### Dataset extract

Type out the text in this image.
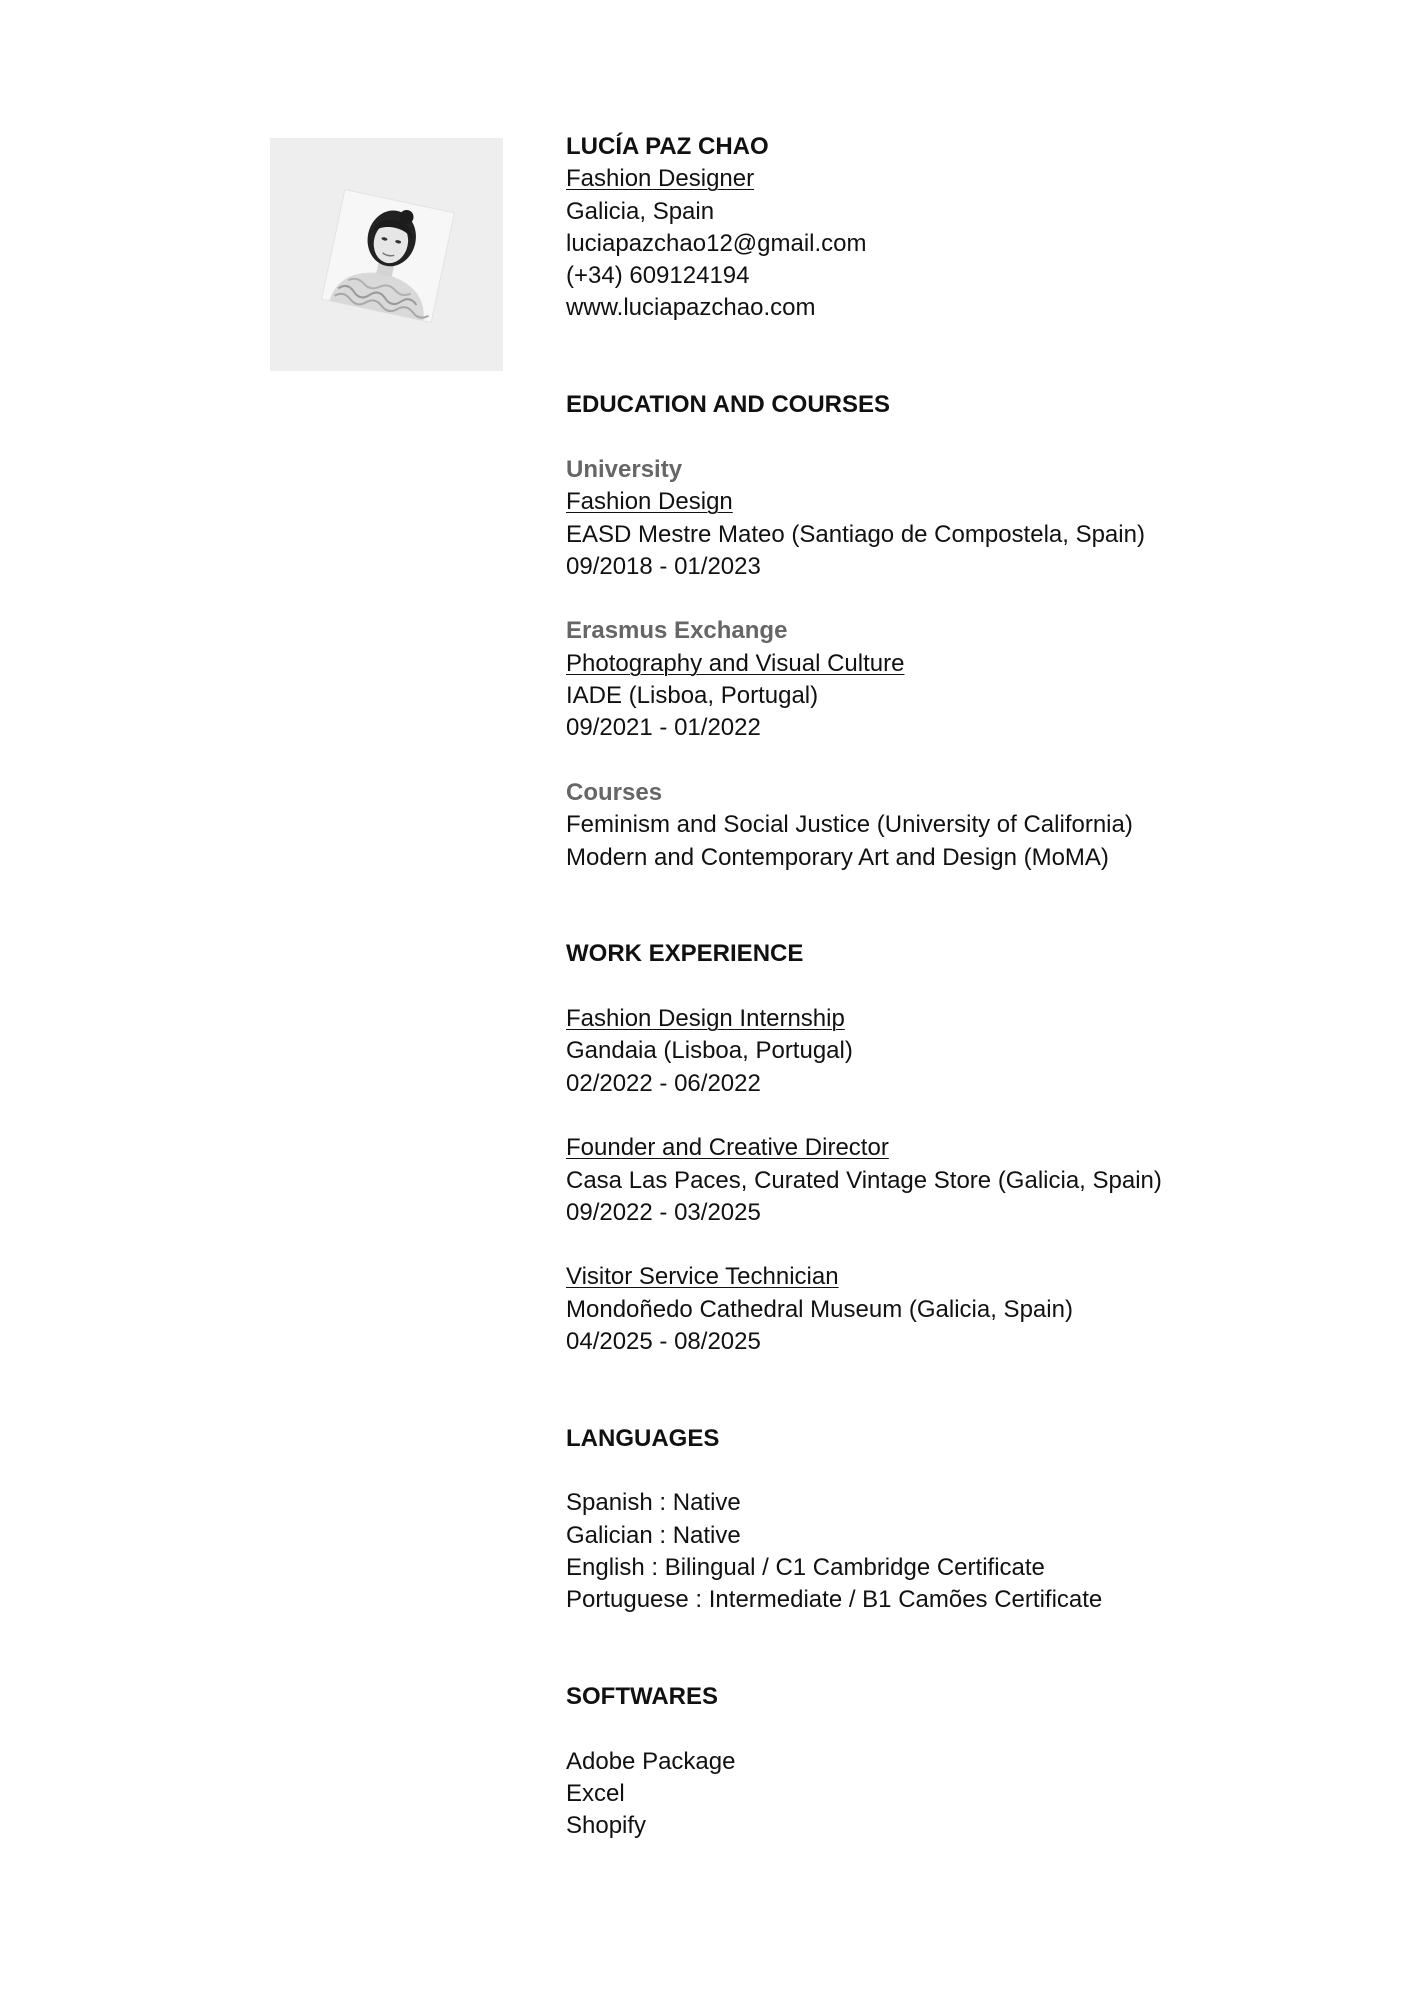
LUCÍA PAZ CHAO
Fashion Designer
Galicia, Spain
luciapazchao12@gmail.com
(+34) 609124194
www.luciapazchao.com
EDUCATION AND COURSES
University
Fashion Design
EASD Mestre Mateo (Santiago de Compostela, Spain)
09/2018 - 01/2023
Erasmus Exchange
Photography and Visual Culture
IADE (Lisboa, Portugal)
09/2021 - 01/2022
Courses
Feminism and Social Justice (University of California)
Modern and Contemporary Art and Design (MoMA)
WORK EXPERIENCE
Fashion Design Internship
Gandaia (Lisboa, Portugal)
02/2022 - 06/2022
Founder and Creative Director
Casa Las Paces, Curated Vintage Store (Galicia, Spain)
09/2022 - 03/2025
Visitor Service Technician
Mondoñedo Cathedral Museum (Galicia, Spain)
04/2025 - 08/2025
LANGUAGES
Spanish : Native
Galician : Native
English : Bilingual / C1 Cambridge Certificate
Portuguese : Intermediate / B1 Camões Certificate
SOFTWARES
Adobe Package
Excel
Shopify
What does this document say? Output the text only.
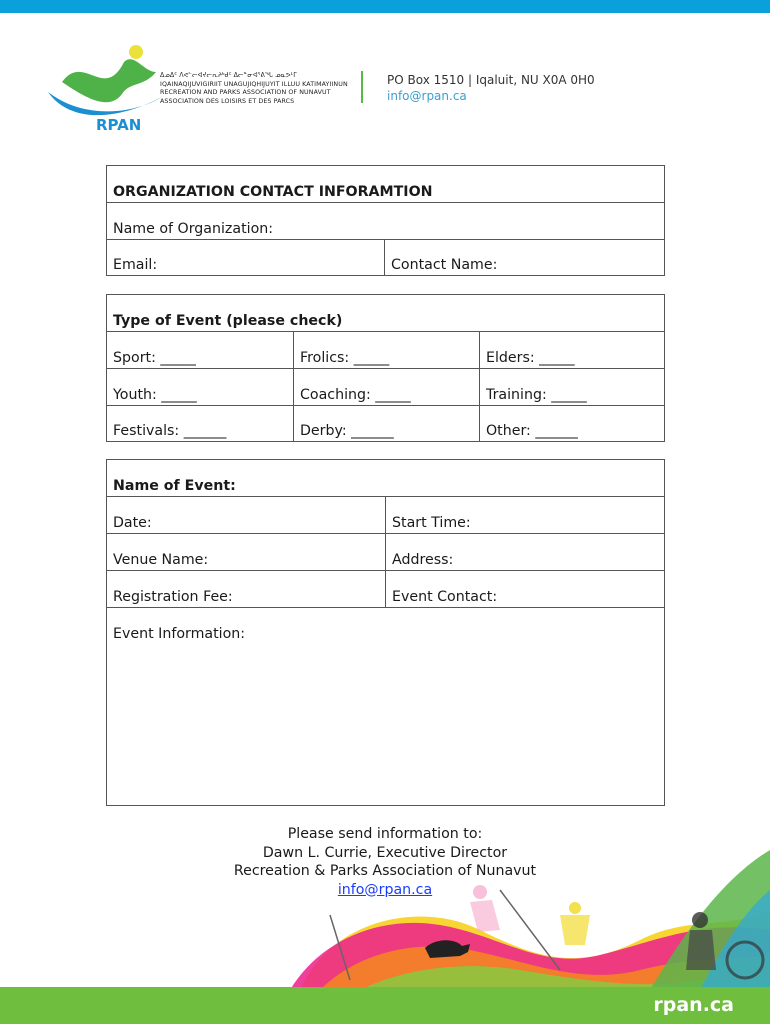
RPAN
ᐃᓄᐃᑦ ᐱᕙᓪᓕᐊᔪᓕᕆᔨᒃᑯᑦ ᐃᓕᓐᓂᐊᕐᕕᖓ ᓄᓇᕗᒻᒥ
IQAINAQIJUVIGIRIIT UNAGUJIQHIJUYIT ILLUU KATIMAYIINUN
RECREATION AND PARKS ASSOCIATION OF NUNAVUT
ASSOCIATION DES LOISIRS ET DES PARCS
PO Box 1510 | Iqaluit, NU X0A 0H0
info@rpan.ca
ORGANIZATION CONTACT INFORAMTION
Name of Organization:
Email:	Contact Name:
Type of Event (please check)		
Sport: _____	Frolics: _____	Elders: _____
Youth: _____	Coaching: _____	Training: _____
Festivals: ______	Derby: ______	Other: ______
Name of Event:	
Date:	Start Time:
Venue Name:	Address:
Registration Fee:	Event Contact:
Event Information:	
Please send information to:
Dawn L. Currie, Executive Director
Recreation & Parks Association of Nunavut
info@rpan.ca
rpan.ca
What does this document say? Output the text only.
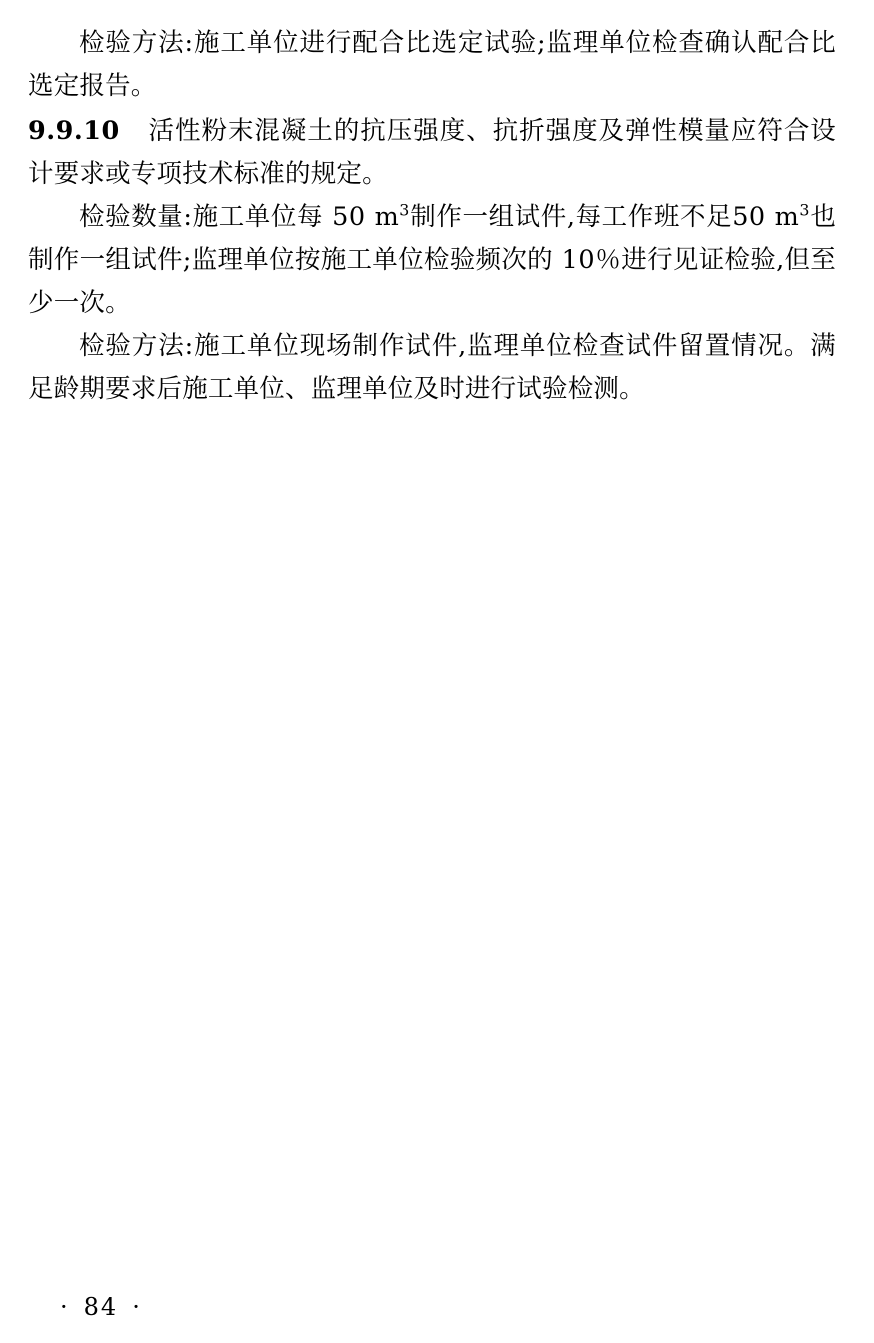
检验方法:施工单位进行配合比选定试验;监理单位检查确认配合比选定报告。

9.9.10 活性粉末混凝土的抗压强度、抗折强度及弹性模量应符合设计要求或专项技术标准的规定。

检验数量:施工单位每 50 $m^3$制作一组试件,每工作班不足50 $m^3$也制作一组试件;监理单位按施工单位检验频次的 10％进行见证检验,但至少一次。

检验方法:施工单位现场制作试件,监理单位检查试件留置情况。满足龄期要求后施工单位、监理单位及时进行试验检测。

· 84 ·
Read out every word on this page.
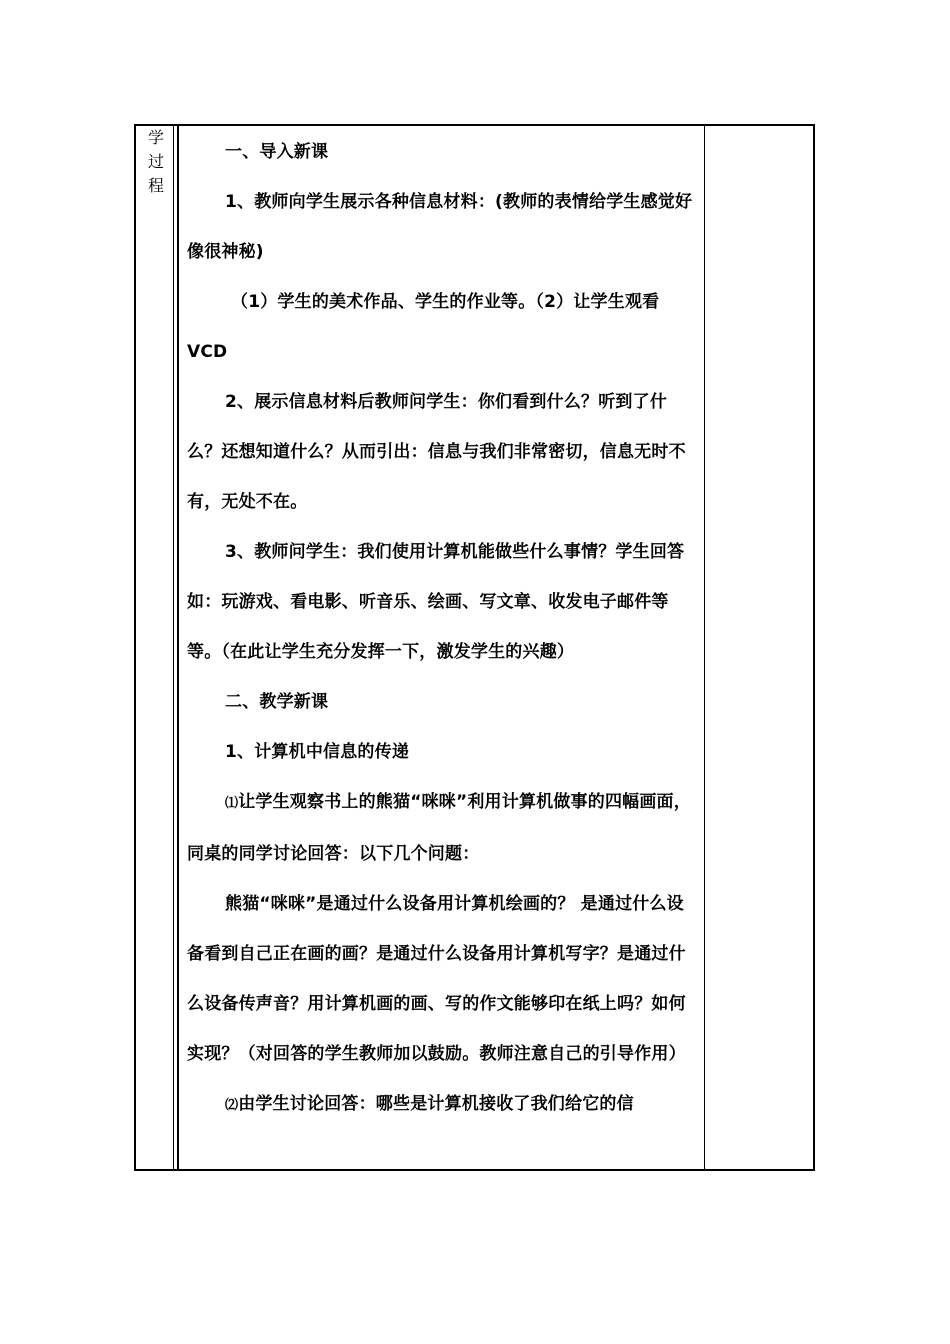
学
过
程

一、导入新课

1、教师向学生展示各种信息材料：(教师的表情给学生感觉好像很神秘)

（1）学生的美术作品、学生的作业等。（2）让学生观看VCD

2、展示信息材料后教师问学生：你们看到什么？听到了什么？还想知道什么？从而引出：信息与我们非常密切，信息无时不有，无处不在。

3、教师问学生：我们使用计算机能做些什么事情？学生回答如：玩游戏、看电影、听音乐、绘画、写文章、收发电子邮件等等。（在此让学生充分发挥一下，激发学生的兴趣）

二、教学新课

1、计算机中信息的传递

⑴让学生观察书上的熊猫“咪咪”利用计算机做事的四幅画面，同桌的同学讨论回答：以下几个问题：

熊猫“咪咪”是通过什么设备用计算机绘画的？ 是通过什么设备看到自己正在画的画？是通过什么设备用计算机写字？是通过什么设备传声音？用计算机画的画、写的作文能够印在纸上吗？如何实现？（对回答的学生教师加以鼓励。教师注意自己的引导作用）

⑵由学生讨论回答：哪些是计算机接收了我们给它的信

### Exercise goal
Repeat the data exactly, without the pictures.

### Written answer
Type out the text in this image.
LUCÍA PAZ CHAO
Fashion Designer
Galicia, Spain
luciapazchao12@gmail.com
(+34) 609124194
www.luciapazchao.com
EDUCATION AND COURSES
University
Fashion Design
EASD Mestre Mateo (Santiago de Compostela, Spain)
09/2018 - 01/2023
Erasmus Exchange
Photography and Visual Culture
IADE (Lisboa, Portugal)
09/2021 - 01/2022
Courses
Feminism and Social Justice (University of California)
Modern and Contemporary Art and Design (MoMA)
WORK EXPERIENCE
Fashion Design Internship
Gandaia (Lisboa, Portugal)
02/2022 - 06/2022
Founder and Creative Director
Casa Las Paces, Curated Vintage Store (Galicia, Spain)
09/2022 - 03/2025
Visitor Service Technician
Mondoñedo Cathedral Museum (Galicia, Spain)
04/2025 - 08/2025
LANGUAGES
Spanish : Native
Galician : Native
English : Bilingual / C1 Cambridge Certificate
Portuguese : Intermediate / B1 Camões Certificate
SOFTWARES
Adobe Package
Excel
Shopify
What does this document say? Output the text only.
RPAN
ᐃᓄᐃᑦ ᐱᕙᓪᓕᐊᔪᓕᕆᔨᒃᑯᑦ ᐃᓕᓐᓂᐊᕐᕕᖓ ᓄᓇᕗᒻᒥ
IQAINAQIJUVIGIRIIT UNAGUJIQHIJUYIT ILLUU KATIMAYIINUN
RECREATION AND PARKS ASSOCIATION OF NUNAVUT
ASSOCIATION DES LOISIRS ET DES PARCS
PO Box 1510 | Iqaluit, NU X0A 0H0
info@rpan.ca
ORGANIZATION CONTACT INFORAMTION
Name of Organization:
Email:	Contact Name:
Type of Event (please check)		
Sport: _____	Frolics: _____	Elders: _____
Youth: _____	Coaching: _____	Training: _____
Festivals: ______	Derby: ______	Other: ______
Name of Event:	
Date:	Start Time:
Venue Name:	Address:
Registration Fee:	Event Contact:
Event Information:	
Please send information to:
Dawn L. Currie, Executive Director
Recreation & Parks Association of Nunavut
info@rpan.ca
rpan.ca
What does this document say? Output the text only.
检验方法:施工单位进行配合比选定试验;监理单位检查确认配合比选定报告。

9.9.10 活性粉末混凝土的抗压强度、抗折强度及弹性模量应符合设计要求或专项技术标准的规定。

检验数量:施工单位每 50 $m^3$制作一组试件,每工作班不足50 $m^3$也制作一组试件;监理单位按施工单位检验频次的 10％进行见证检验,但至少一次。

检验方法:施工单位现场制作试件,监理单位检查试件留置情况。满足龄期要求后施工单位、监理单位及时进行试验检测。

· 84 ·
Read out every word on this page.
学
过
程

一、导入新课

1、教师向学生展示各种信息材料：(教师的表情给学生感觉好像很神秘)

（1）学生的美术作品、学生的作业等。（2）让学生观看VCD

2、展示信息材料后教师问学生：你们看到什么？听到了什么？还想知道什么？从而引出：信息与我们非常密切，信息无时不有，无处不在。

3、教师问学生：我们使用计算机能做些什么事情？学生回答如：玩游戏、看电影、听音乐、绘画、写文章、收发电子邮件等等。（在此让学生充分发挥一下，激发学生的兴趣）

二、教学新课

1、计算机中信息的传递

⑴让学生观察书上的熊猫“咪咪”利用计算机做事的四幅画面，同桌的同学讨论回答：以下几个问题：

熊猫“咪咪”是通过什么设备用计算机绘画的？ 是通过什么设备看到自己正在画的画？是通过什么设备用计算机写字？是通过什么设备传声音？用计算机画的画、写的作文能够印在纸上吗？如何实现？（对回答的学生教师加以鼓励。教师注意自己的引导作用）

⑵由学生讨论回答：哪些是计算机接收了我们给它的信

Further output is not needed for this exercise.